DIRECTIVE: Gather up every line that includes the string "Eligible".

BEGIN GIVEN RECORDS

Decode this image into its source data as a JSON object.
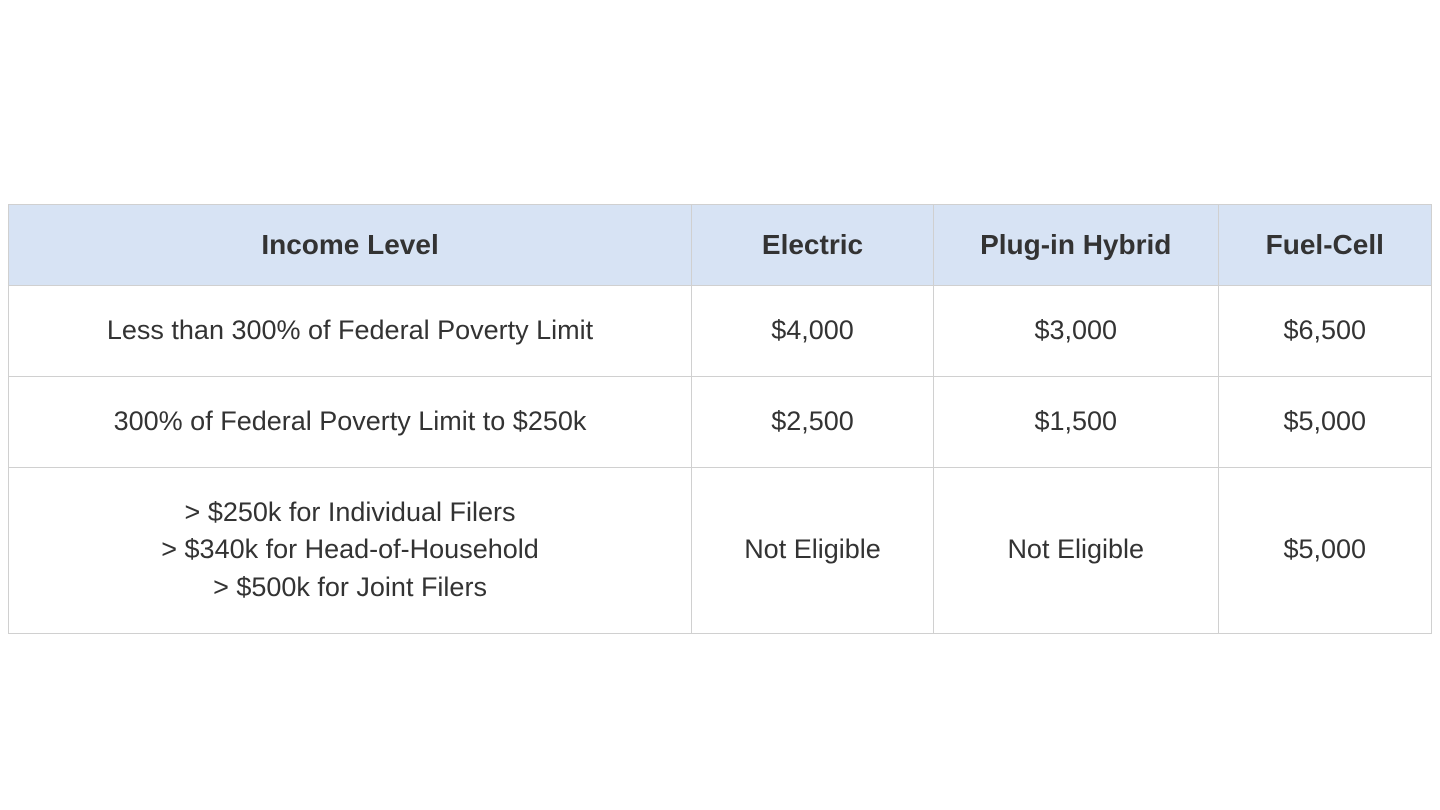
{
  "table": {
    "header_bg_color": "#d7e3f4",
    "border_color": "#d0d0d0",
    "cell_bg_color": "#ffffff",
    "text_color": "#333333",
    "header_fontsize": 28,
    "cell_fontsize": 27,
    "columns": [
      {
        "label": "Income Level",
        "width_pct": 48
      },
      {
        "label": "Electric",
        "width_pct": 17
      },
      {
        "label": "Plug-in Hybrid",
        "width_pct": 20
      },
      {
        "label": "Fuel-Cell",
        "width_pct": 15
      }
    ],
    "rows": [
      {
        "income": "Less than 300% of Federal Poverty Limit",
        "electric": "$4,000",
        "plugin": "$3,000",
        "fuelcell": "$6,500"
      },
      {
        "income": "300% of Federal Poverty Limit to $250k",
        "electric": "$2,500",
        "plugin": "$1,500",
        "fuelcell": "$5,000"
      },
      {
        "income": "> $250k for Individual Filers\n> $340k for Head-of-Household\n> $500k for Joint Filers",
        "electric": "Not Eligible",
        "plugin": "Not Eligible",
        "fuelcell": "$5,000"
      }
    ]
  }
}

END GIVEN RECORDS
BEGIN GIVEN RECORDS

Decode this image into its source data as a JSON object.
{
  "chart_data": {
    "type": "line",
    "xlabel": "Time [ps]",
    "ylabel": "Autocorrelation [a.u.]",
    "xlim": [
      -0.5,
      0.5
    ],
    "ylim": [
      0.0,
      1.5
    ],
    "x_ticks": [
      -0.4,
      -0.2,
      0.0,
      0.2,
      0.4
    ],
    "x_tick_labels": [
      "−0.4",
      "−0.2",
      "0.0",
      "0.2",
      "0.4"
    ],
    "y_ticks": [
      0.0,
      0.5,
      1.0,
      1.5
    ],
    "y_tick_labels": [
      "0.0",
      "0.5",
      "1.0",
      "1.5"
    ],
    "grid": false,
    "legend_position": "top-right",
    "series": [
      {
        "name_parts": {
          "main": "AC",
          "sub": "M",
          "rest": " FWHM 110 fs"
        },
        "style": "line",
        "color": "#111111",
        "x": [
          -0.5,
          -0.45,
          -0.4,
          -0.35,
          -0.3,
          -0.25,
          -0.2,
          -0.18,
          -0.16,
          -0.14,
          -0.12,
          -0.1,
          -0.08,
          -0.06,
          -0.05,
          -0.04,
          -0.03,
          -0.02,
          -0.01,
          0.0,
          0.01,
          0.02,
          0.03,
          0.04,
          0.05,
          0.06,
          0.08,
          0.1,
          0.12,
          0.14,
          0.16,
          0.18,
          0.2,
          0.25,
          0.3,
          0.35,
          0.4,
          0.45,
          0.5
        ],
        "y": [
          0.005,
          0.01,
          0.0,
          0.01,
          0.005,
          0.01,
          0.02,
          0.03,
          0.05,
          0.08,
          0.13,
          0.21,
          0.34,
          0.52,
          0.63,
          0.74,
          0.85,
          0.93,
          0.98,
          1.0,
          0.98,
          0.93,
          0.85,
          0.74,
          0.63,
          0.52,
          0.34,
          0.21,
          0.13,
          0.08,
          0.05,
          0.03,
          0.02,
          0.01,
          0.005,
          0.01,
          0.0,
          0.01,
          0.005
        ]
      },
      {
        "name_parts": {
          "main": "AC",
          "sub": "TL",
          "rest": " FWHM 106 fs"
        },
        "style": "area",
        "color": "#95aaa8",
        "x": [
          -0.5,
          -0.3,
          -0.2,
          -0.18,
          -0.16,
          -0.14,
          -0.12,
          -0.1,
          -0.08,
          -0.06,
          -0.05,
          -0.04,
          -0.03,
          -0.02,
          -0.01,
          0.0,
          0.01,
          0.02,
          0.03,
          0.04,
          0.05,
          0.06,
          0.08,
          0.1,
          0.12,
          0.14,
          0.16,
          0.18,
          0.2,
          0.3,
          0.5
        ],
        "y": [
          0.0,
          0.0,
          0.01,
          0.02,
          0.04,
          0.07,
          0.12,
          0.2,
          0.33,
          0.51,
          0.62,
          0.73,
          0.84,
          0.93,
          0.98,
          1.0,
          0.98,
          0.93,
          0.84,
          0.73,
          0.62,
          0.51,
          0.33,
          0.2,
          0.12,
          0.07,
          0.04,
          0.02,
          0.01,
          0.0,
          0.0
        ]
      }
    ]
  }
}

END GIVEN RECORDS

EXERCISE SOLUTION:
        "electric": "Not Eligible",
        "plugin": "Not Eligible",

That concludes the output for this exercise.